The records
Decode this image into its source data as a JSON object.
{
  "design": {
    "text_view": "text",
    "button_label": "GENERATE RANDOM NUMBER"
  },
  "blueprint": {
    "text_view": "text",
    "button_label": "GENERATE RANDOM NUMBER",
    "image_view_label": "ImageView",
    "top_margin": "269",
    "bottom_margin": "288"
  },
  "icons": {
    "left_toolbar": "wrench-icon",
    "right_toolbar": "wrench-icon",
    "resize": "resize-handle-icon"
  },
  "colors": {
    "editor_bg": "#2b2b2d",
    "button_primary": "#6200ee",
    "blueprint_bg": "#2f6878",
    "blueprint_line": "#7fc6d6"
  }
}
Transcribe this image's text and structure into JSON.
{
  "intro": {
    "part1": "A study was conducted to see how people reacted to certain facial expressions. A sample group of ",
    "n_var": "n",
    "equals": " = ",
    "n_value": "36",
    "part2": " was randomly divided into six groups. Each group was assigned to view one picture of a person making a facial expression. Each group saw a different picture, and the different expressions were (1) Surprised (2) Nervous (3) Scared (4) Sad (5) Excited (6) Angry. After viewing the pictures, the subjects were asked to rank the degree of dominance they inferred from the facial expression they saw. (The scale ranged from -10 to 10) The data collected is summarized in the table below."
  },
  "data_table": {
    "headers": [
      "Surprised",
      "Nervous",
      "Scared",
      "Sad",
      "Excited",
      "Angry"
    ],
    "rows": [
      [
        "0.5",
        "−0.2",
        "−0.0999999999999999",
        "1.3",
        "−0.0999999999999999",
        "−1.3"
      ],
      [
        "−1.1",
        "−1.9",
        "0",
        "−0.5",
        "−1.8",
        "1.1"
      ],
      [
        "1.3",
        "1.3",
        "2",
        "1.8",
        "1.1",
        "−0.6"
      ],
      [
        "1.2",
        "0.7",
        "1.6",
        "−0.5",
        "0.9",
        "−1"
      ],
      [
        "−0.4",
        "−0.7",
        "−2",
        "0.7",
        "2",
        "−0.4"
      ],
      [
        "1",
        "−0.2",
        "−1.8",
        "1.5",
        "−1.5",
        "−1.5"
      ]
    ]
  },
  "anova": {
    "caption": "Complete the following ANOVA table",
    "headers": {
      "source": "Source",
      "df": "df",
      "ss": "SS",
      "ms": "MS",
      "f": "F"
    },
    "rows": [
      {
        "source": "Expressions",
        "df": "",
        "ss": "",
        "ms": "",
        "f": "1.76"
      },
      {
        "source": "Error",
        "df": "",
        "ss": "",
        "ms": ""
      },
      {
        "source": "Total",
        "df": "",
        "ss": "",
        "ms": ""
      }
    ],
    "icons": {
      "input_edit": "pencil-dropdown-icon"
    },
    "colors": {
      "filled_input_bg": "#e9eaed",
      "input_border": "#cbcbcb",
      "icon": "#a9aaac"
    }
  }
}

Problem
Across the entries, how many lines contain "source"? Reply with the number only.

Finished task
5